** Begin Records for the task **

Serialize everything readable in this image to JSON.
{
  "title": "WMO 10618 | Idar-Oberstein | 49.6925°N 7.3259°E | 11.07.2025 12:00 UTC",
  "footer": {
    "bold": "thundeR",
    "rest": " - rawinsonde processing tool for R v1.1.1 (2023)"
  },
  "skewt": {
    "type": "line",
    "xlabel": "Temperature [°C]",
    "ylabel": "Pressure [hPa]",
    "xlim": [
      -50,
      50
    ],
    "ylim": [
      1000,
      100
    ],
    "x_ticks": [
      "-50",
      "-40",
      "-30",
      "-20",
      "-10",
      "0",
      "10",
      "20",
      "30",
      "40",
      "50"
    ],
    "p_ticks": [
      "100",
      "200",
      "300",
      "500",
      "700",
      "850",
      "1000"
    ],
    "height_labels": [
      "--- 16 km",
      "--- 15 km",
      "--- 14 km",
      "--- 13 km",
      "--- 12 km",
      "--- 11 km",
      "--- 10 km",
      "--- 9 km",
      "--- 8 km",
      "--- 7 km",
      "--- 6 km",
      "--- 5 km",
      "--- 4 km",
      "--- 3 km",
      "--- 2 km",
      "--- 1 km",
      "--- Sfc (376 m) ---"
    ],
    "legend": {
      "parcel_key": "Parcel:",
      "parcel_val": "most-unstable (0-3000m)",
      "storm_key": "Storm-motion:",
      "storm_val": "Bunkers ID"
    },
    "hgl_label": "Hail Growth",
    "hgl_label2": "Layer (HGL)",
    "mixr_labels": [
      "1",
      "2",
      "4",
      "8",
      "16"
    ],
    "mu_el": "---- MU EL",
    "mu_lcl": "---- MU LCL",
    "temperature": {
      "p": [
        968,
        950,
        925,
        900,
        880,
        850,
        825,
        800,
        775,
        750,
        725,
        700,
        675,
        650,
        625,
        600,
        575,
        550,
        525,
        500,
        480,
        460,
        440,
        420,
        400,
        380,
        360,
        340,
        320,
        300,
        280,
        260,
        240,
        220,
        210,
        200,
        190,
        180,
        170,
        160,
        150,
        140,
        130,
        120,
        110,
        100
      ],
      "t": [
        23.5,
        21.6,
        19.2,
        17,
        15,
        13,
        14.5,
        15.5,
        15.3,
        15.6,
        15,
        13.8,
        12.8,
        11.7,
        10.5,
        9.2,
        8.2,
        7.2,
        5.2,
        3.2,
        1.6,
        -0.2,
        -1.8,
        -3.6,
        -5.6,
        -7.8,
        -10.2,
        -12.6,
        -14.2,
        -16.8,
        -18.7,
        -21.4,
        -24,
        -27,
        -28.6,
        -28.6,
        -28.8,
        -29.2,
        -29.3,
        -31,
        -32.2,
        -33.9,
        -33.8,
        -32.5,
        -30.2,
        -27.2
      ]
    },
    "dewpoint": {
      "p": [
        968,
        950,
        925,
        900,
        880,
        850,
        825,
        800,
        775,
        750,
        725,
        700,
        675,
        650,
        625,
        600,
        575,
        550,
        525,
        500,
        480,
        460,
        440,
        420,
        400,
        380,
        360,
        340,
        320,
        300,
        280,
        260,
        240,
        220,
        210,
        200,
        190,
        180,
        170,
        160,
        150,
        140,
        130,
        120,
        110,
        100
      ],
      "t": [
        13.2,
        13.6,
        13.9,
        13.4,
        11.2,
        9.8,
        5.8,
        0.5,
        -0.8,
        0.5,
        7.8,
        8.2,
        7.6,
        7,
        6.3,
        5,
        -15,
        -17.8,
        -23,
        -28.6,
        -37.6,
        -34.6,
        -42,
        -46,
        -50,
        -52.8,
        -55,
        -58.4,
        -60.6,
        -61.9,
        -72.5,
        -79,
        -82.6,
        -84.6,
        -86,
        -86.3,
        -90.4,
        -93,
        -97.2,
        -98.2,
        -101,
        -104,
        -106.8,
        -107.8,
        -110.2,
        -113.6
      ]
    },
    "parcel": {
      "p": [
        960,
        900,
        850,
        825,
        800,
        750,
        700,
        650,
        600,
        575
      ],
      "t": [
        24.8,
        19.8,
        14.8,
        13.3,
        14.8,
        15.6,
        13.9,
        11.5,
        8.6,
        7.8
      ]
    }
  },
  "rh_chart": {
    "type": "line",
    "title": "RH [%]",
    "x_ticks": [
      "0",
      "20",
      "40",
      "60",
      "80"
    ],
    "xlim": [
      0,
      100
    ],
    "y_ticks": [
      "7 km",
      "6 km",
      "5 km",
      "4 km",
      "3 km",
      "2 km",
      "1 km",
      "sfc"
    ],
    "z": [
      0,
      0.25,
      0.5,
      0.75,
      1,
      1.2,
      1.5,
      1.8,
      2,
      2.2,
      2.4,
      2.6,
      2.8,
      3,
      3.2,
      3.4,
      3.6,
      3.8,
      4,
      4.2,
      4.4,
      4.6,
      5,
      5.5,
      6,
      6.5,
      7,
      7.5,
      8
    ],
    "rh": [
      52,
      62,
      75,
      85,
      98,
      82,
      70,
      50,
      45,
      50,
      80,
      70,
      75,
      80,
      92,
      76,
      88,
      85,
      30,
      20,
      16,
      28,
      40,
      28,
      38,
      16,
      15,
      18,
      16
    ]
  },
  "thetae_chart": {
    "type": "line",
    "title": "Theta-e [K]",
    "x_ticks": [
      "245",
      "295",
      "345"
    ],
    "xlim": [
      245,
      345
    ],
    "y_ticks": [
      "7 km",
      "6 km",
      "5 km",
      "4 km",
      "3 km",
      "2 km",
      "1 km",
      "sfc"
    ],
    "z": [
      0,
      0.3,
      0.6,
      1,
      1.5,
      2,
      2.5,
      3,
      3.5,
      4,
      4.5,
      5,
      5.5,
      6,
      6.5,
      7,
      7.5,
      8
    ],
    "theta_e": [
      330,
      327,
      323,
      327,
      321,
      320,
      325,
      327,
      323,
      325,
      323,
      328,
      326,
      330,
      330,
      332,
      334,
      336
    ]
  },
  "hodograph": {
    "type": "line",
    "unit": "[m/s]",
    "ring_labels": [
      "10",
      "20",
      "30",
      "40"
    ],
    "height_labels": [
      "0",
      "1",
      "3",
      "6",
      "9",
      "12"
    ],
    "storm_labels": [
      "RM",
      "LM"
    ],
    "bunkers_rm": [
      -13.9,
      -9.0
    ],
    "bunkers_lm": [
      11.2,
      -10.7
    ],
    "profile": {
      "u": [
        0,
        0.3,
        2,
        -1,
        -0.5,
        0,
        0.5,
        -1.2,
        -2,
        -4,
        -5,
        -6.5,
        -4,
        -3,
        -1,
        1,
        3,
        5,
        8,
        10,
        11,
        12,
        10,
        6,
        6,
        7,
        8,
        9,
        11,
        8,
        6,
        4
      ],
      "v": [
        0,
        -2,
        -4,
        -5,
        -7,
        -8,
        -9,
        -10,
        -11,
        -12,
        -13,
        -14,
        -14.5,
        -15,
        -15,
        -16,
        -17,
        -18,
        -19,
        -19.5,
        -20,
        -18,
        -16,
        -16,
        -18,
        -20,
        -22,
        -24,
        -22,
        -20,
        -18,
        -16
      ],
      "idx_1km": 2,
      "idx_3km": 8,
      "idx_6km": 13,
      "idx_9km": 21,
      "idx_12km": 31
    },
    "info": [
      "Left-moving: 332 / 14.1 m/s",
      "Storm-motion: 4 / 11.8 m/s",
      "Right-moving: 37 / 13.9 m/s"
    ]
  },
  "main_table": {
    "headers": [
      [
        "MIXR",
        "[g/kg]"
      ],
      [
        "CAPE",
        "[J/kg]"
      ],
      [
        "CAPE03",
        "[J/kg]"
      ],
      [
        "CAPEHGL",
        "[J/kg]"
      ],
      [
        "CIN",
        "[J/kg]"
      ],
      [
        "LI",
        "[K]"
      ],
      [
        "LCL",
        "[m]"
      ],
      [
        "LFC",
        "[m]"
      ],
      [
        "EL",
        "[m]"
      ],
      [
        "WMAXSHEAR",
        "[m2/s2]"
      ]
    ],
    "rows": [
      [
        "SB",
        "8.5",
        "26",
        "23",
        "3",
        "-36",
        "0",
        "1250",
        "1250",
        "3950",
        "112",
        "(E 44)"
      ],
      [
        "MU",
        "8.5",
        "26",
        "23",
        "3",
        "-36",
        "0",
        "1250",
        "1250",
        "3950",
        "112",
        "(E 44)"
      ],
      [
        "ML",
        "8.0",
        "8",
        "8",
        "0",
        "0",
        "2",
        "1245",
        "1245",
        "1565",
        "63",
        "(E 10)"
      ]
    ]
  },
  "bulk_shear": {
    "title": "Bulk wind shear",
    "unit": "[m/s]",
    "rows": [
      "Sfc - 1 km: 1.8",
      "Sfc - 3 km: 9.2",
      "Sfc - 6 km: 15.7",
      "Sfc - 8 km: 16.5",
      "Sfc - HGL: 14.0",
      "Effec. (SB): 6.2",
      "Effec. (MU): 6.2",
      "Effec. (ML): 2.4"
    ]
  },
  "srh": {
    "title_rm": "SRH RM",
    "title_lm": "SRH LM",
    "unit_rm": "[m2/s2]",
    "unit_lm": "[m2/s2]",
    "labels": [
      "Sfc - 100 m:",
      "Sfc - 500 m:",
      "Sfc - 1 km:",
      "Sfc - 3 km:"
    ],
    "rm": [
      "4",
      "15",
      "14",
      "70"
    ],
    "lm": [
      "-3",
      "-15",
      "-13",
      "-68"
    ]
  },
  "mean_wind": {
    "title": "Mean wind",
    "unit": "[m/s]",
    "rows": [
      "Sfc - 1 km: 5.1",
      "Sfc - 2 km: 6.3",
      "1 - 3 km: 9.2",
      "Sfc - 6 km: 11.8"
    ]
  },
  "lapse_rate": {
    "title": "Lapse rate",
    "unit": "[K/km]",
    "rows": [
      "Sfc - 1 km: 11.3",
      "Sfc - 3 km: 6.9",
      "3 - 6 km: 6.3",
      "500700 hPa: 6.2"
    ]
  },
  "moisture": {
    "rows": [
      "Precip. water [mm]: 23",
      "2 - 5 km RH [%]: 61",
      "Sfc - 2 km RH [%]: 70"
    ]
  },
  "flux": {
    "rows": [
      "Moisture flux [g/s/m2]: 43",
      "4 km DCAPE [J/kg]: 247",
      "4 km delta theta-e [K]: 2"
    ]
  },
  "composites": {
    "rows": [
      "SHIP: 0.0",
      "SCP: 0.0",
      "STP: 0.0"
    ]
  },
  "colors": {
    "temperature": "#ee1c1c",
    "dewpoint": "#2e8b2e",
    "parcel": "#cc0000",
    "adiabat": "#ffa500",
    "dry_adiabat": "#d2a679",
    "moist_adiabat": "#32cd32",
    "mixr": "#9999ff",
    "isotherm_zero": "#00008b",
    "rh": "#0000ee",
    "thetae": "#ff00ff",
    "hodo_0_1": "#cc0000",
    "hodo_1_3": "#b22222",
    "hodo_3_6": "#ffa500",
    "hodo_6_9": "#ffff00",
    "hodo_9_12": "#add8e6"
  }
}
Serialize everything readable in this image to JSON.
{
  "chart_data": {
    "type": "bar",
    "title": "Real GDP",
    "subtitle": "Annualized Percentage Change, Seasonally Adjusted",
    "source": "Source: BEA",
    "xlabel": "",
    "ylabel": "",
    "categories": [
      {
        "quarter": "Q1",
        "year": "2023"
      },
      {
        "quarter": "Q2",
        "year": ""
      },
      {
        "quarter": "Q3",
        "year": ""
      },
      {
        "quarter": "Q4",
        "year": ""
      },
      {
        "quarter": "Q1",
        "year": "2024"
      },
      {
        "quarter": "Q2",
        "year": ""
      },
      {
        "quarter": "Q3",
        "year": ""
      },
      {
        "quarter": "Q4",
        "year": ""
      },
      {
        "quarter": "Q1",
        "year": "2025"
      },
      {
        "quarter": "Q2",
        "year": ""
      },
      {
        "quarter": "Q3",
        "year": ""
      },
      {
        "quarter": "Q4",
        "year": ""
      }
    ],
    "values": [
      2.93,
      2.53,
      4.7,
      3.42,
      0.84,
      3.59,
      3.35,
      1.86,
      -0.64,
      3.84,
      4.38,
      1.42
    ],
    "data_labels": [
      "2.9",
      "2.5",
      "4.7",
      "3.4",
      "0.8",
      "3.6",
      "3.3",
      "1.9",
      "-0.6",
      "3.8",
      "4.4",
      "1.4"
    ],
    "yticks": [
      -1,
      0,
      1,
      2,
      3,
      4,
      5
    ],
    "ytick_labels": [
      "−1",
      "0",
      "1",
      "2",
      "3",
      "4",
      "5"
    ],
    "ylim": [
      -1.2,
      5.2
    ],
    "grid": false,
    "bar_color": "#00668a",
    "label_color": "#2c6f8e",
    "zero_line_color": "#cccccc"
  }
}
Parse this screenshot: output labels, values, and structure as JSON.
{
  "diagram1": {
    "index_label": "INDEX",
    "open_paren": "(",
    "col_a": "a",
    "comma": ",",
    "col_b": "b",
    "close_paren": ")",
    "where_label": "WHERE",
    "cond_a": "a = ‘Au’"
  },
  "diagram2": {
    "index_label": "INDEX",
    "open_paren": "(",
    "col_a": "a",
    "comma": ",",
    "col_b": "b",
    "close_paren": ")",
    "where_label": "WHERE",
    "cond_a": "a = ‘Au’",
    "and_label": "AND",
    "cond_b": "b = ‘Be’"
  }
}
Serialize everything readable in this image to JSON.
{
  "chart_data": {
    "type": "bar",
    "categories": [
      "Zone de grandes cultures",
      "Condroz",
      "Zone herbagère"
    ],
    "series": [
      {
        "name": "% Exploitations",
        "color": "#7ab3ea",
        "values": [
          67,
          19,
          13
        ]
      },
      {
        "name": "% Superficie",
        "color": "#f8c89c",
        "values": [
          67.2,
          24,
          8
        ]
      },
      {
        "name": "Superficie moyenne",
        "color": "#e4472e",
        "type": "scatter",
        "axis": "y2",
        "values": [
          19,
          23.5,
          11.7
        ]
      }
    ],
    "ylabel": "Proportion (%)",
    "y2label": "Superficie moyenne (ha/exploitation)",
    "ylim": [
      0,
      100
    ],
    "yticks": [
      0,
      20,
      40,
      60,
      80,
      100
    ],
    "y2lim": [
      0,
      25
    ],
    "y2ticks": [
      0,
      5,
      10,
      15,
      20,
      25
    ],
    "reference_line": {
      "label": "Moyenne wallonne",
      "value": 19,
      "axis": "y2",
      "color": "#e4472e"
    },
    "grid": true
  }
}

** End Records for the task **

__Goal of the exercise__: Read the entries above, then pull out the lines that include "Zone".

__Task output__:
      "Zone de grandes cultures",
      "Zone herbagère"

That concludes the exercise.